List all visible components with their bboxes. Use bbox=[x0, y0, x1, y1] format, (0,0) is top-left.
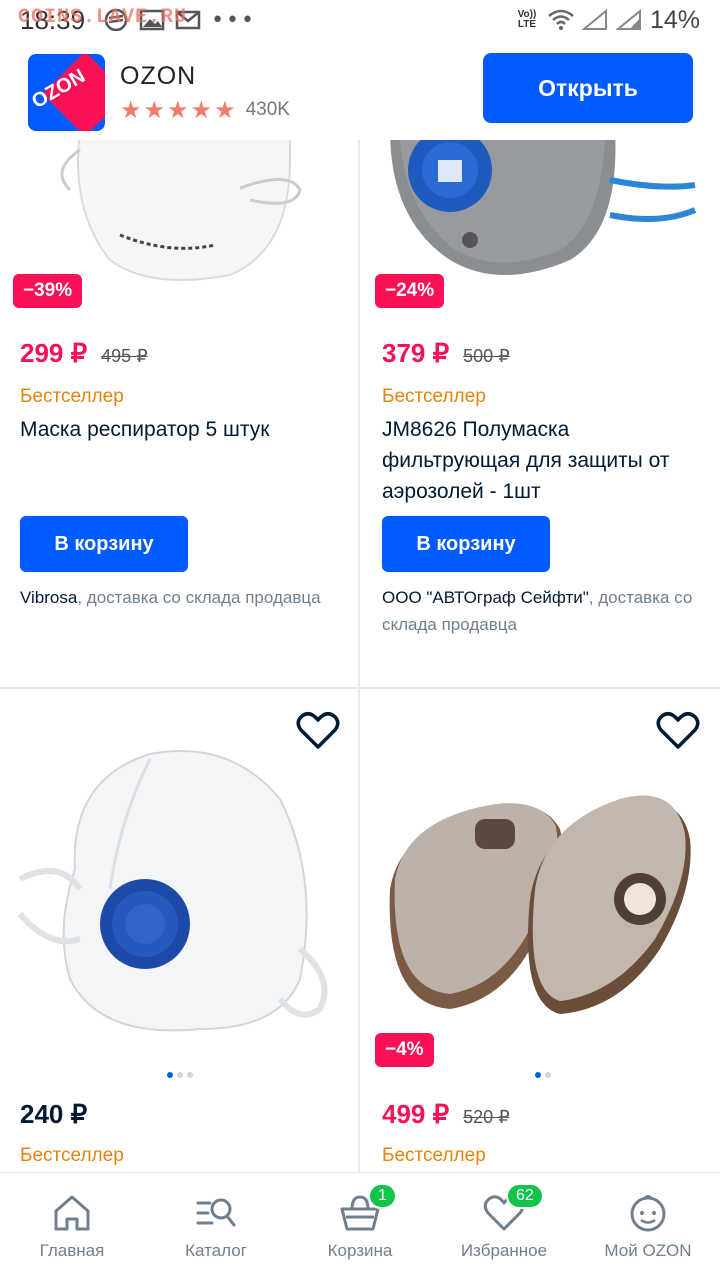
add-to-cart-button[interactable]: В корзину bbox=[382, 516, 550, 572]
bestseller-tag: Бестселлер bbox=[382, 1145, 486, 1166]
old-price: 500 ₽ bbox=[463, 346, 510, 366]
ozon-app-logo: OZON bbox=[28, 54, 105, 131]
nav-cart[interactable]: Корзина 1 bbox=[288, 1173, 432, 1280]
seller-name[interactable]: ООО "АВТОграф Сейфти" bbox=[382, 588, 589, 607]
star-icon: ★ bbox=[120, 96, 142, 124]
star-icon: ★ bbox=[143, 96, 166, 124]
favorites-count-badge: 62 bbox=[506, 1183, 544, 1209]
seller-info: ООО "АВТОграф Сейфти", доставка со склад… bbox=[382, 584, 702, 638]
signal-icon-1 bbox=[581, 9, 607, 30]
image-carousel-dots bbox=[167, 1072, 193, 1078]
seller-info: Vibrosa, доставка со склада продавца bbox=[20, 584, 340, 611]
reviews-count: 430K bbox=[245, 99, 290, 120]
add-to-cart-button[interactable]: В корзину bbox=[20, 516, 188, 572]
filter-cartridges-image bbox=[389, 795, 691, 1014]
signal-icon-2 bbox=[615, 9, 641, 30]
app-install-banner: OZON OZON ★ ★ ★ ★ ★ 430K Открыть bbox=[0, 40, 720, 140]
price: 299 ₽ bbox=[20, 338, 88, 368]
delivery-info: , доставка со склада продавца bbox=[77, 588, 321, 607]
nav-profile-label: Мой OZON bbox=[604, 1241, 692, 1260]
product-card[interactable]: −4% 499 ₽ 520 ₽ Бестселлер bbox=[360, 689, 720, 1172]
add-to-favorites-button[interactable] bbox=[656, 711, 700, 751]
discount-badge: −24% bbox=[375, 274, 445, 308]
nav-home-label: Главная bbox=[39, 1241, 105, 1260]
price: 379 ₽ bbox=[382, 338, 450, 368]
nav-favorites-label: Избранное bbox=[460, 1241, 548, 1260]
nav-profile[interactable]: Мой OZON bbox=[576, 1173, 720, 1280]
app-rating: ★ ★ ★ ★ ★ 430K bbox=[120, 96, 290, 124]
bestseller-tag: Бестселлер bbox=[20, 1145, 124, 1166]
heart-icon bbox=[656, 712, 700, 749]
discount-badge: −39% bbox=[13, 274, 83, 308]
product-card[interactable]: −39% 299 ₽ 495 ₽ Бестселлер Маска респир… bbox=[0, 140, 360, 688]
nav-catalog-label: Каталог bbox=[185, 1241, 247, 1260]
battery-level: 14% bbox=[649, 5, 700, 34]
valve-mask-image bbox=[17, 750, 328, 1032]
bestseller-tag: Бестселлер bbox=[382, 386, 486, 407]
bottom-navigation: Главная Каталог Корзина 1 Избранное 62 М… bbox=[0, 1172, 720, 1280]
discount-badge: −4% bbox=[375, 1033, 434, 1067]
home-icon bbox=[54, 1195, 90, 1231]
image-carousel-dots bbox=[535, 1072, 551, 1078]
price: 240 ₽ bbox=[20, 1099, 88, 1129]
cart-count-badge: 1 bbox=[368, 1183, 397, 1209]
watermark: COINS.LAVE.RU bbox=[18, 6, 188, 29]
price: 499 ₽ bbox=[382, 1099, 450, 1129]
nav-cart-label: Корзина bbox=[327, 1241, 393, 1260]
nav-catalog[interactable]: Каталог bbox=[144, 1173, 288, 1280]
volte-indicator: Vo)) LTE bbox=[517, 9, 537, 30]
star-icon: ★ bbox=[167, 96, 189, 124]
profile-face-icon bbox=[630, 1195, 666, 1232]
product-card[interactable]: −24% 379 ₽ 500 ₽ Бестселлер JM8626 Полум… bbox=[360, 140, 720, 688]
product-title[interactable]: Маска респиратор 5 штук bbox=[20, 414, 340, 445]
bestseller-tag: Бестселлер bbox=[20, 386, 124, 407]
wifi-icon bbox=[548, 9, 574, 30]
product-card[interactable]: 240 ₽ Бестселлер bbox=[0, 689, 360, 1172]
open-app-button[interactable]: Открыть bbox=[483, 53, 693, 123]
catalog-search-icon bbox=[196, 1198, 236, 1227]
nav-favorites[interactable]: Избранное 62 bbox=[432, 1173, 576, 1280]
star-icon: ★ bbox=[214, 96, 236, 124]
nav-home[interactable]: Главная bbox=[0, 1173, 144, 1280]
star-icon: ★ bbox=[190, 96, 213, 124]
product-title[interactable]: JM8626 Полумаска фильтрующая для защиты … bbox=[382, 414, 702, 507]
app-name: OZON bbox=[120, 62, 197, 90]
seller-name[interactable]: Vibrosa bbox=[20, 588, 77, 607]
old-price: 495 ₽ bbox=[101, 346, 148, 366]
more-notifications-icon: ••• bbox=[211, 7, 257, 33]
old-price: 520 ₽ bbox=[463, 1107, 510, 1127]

== == ==

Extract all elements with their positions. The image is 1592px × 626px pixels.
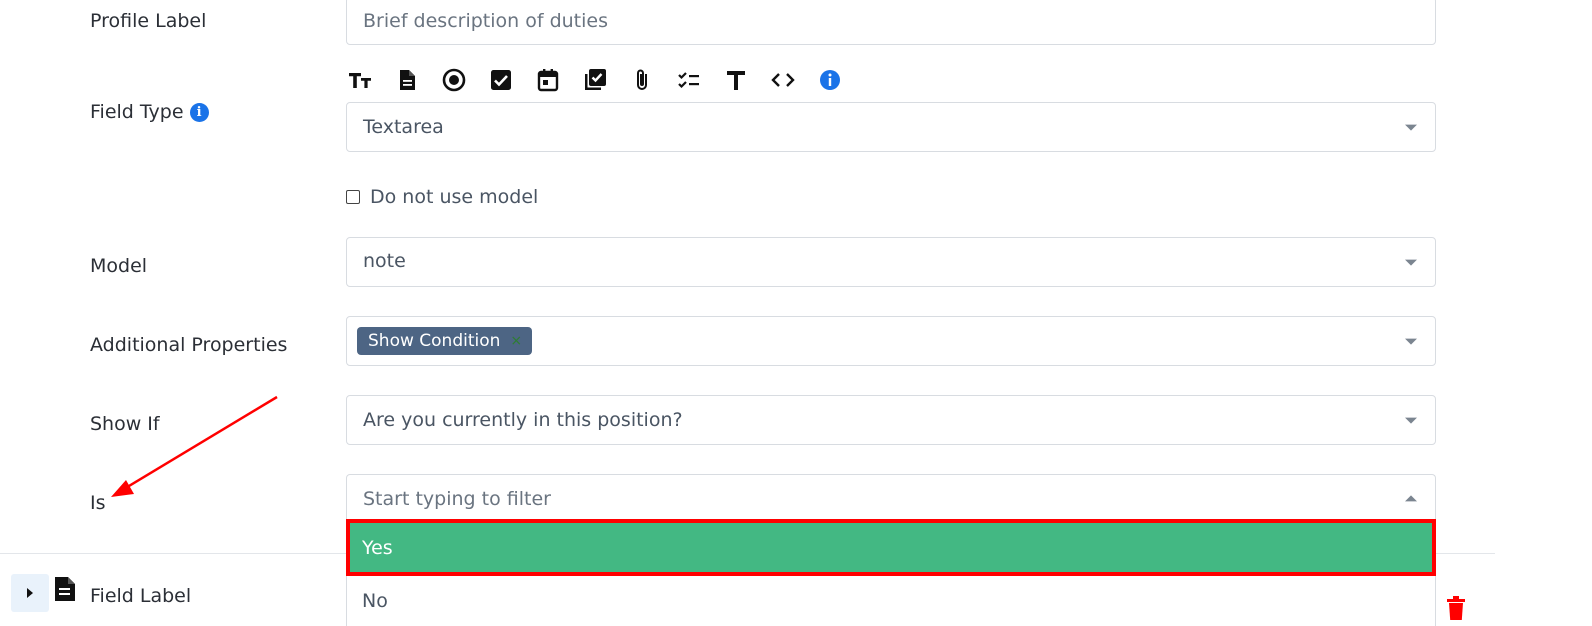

== == ==

Reproduce the material from the line containing "List all visible" up to and including the line containing "battery-level: 14% bbox=[649, 5, 700, 34]", leaving out the pictures.

List all visible components with their bboxes. Use bbox=[x0, y0, x1, y1] format, (0,0) is top-left.
add-to-cart-button[interactable]: В корзину bbox=[382, 516, 550, 572]
bestseller-tag: Бестселлер bbox=[382, 1145, 486, 1166]
old-price: 500 ₽ bbox=[463, 346, 510, 366]
ozon-app-logo: OZON bbox=[28, 54, 105, 131]
nav-cart[interactable]: Корзина 1 bbox=[288, 1173, 432, 1280]
seller-name[interactable]: ООО "АВТОграф Сейфти" bbox=[382, 588, 589, 607]
star-icon: ★ bbox=[120, 96, 142, 124]
star-icon: ★ bbox=[143, 96, 166, 124]
favorites-count-badge: 62 bbox=[506, 1183, 544, 1209]
seller-info: ООО "АВТОграф Сейфти", доставка со склад… bbox=[382, 584, 702, 638]
signal-icon-1 bbox=[581, 9, 607, 30]
image-carousel-dots bbox=[167, 1072, 193, 1078]
seller-info: Vibrosa, доставка со склада продавца bbox=[20, 584, 340, 611]
reviews-count: 430K bbox=[245, 99, 290, 120]
add-to-cart-button[interactable]: В корзину bbox=[20, 516, 188, 572]
filter-cartridges-image bbox=[389, 795, 691, 1014]
signal-icon-2 bbox=[615, 9, 641, 30]
app-install-banner: OZON OZON ★ ★ ★ ★ ★ 430K Открыть bbox=[0, 40, 720, 140]
price: 299 ₽ bbox=[20, 338, 88, 368]
delivery-info: , доставка со склада продавца bbox=[77, 588, 321, 607]
nav-profile-label: Мой OZON bbox=[604, 1241, 692, 1260]
product-card[interactable]: −4% 499 ₽ 520 ₽ Бестселлер bbox=[360, 689, 720, 1172]
add-to-favorites-button[interactable] bbox=[656, 711, 700, 751]
discount-badge: −24% bbox=[375, 274, 445, 308]
nav-home-label: Главная bbox=[39, 1241, 105, 1260]
price: 379 ₽ bbox=[382, 338, 450, 368]
nav-favorites-label: Избранное bbox=[460, 1241, 548, 1260]
nav-profile[interactable]: Мой OZON bbox=[576, 1173, 720, 1280]
app-rating: ★ ★ ★ ★ ★ 430K bbox=[120, 96, 290, 124]
bestseller-tag: Бестселлер bbox=[20, 1145, 124, 1166]
heart-icon bbox=[656, 712, 700, 749]
discount-badge: −39% bbox=[13, 274, 83, 308]
product-card[interactable]: −39% 299 ₽ 495 ₽ Бестселлер Маска респир… bbox=[0, 140, 360, 688]
nav-catalog-label: Каталог bbox=[185, 1241, 247, 1260]
battery-level: 14% bbox=[649, 5, 700, 34]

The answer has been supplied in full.